### GIVEN TASK
Pick out every line in the data below that holds "wersja".

### MATERIAL FOR THE TASK
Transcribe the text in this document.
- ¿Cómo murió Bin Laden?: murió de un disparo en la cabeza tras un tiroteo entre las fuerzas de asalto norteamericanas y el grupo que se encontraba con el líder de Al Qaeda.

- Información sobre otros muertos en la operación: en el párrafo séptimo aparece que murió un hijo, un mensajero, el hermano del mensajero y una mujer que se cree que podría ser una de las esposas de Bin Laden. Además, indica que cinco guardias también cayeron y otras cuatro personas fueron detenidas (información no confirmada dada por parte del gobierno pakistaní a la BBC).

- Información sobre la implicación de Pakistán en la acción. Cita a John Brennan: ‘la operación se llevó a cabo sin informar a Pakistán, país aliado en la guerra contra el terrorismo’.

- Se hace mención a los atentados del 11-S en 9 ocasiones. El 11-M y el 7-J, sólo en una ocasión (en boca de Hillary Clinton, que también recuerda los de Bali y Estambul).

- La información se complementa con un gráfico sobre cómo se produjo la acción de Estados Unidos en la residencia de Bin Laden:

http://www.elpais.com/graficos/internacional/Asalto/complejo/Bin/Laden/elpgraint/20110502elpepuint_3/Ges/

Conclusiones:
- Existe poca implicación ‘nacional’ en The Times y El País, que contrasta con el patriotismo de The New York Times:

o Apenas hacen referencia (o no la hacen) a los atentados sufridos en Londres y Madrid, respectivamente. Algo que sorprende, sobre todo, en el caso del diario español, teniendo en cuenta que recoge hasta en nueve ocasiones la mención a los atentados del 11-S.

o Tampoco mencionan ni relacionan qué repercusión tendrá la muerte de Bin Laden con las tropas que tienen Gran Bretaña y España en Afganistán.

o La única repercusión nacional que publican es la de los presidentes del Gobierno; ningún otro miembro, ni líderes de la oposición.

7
---
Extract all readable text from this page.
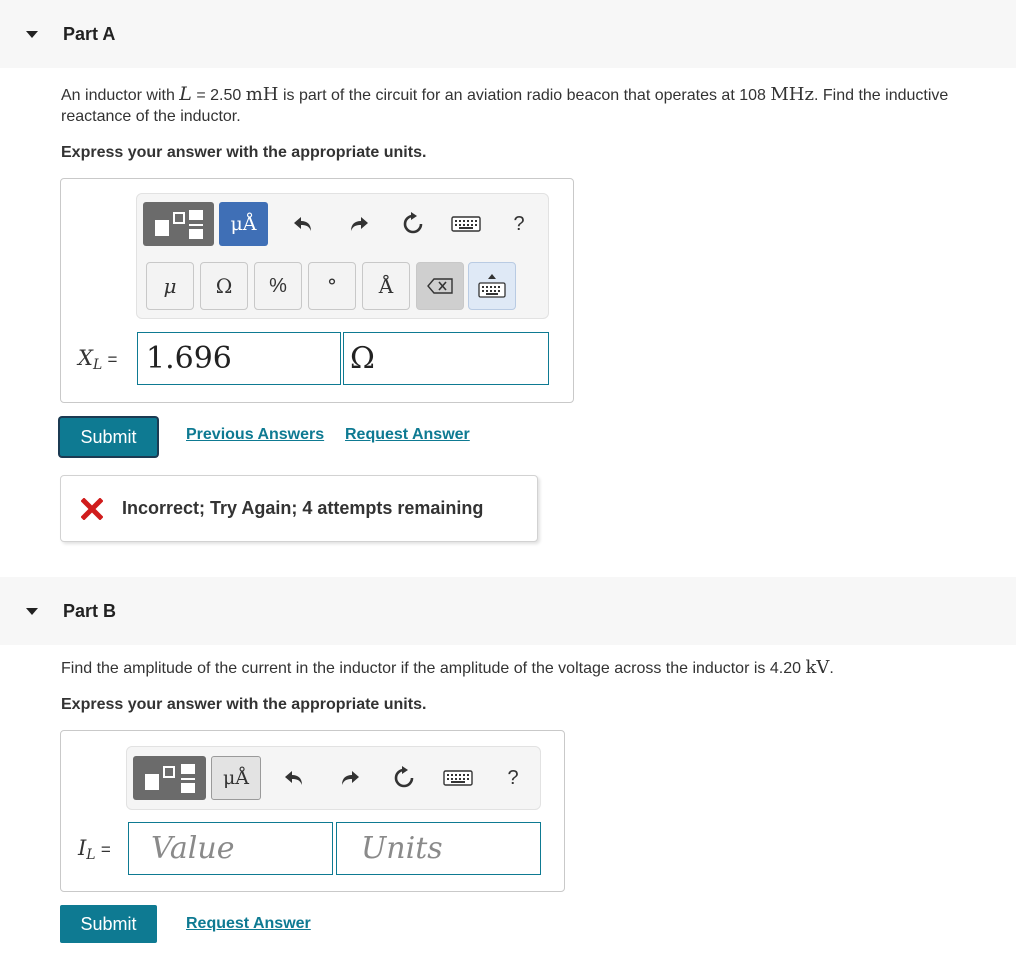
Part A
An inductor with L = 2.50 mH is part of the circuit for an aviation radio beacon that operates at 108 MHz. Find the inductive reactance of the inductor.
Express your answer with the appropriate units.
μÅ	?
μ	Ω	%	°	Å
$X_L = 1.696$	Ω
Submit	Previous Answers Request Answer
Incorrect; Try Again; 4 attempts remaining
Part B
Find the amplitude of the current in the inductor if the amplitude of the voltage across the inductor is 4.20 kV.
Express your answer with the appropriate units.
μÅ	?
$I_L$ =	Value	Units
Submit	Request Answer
...
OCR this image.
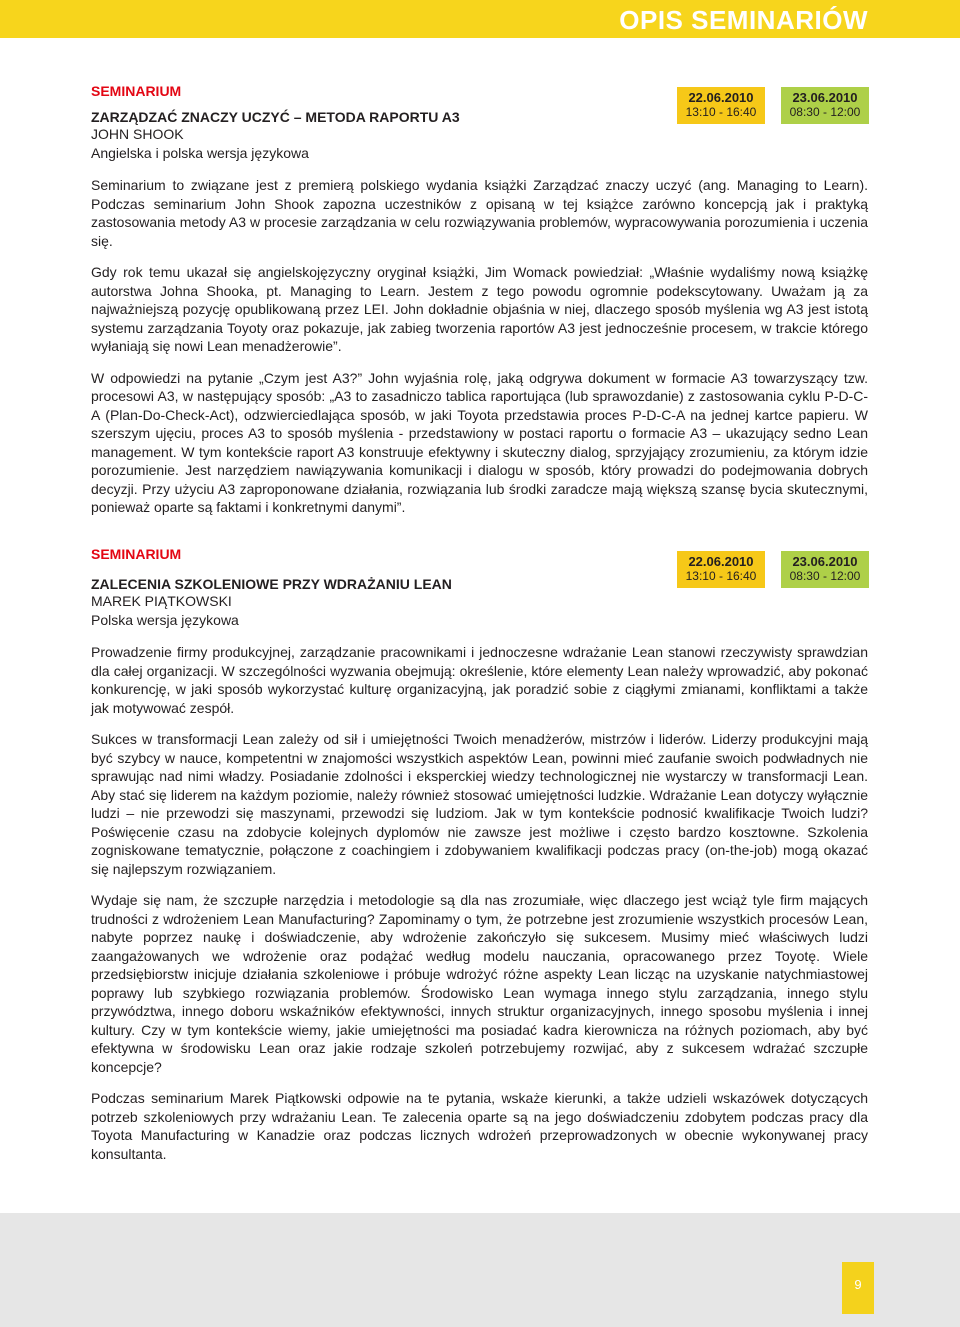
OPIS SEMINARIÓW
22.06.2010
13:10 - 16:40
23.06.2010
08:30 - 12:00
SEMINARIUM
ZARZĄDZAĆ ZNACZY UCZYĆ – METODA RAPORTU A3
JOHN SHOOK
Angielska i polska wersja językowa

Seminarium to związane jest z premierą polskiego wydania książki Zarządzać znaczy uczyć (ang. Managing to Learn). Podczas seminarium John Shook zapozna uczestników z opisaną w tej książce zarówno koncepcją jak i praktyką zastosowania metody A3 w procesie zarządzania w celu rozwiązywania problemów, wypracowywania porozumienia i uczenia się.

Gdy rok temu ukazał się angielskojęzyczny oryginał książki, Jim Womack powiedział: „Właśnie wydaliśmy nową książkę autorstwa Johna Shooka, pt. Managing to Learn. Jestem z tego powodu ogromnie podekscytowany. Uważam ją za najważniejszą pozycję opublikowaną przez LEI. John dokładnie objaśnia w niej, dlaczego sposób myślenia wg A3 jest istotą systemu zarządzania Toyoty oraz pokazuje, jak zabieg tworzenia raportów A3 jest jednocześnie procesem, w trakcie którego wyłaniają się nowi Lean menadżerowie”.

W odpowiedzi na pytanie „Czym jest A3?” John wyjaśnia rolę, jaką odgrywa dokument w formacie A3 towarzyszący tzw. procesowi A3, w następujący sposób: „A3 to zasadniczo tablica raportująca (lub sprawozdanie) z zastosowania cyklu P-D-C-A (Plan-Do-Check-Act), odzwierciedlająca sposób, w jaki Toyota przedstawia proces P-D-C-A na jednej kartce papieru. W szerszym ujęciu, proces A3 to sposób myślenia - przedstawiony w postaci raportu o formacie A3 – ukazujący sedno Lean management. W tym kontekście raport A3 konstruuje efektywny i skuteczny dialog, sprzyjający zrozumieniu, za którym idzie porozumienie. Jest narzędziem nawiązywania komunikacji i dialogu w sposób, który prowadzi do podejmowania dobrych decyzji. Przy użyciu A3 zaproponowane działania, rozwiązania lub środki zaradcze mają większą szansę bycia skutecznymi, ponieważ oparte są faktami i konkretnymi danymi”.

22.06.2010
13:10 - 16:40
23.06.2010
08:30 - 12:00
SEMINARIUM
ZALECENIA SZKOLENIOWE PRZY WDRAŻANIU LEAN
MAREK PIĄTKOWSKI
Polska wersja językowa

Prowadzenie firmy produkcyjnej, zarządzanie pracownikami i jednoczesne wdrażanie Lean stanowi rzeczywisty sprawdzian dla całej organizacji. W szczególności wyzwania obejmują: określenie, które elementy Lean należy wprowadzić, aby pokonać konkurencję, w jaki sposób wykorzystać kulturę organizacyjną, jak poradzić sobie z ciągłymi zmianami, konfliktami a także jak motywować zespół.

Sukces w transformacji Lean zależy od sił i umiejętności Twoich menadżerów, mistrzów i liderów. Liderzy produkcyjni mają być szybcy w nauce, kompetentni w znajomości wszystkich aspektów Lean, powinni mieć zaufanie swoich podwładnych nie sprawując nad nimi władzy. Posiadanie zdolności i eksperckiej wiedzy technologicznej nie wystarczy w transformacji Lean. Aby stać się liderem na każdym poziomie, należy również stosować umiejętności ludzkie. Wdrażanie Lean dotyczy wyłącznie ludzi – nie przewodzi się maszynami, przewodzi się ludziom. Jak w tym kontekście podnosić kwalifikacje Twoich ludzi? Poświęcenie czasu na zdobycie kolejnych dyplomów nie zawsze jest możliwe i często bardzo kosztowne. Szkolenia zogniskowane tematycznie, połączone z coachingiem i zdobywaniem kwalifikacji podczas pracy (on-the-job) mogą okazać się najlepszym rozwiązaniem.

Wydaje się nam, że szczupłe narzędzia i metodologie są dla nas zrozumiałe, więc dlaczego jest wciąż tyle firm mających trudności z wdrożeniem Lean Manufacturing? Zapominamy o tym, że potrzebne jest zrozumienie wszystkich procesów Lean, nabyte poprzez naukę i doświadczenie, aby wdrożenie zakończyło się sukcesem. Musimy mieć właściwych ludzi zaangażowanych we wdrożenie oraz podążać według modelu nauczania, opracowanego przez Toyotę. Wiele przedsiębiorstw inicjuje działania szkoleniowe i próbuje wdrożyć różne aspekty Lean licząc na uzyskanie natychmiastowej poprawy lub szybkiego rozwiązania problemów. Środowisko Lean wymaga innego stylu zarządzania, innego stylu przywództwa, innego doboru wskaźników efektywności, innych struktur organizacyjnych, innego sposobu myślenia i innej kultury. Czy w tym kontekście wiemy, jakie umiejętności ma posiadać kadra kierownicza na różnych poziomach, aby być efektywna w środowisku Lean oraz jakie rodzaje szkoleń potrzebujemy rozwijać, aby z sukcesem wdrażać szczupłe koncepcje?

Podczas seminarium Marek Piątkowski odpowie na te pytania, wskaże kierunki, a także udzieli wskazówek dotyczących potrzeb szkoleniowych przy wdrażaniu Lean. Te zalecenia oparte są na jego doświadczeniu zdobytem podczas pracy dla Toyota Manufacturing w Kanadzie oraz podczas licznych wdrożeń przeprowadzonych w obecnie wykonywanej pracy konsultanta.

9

### TASK OUTPUT
Angielska i polska wersja językowa
Polska wersja językowa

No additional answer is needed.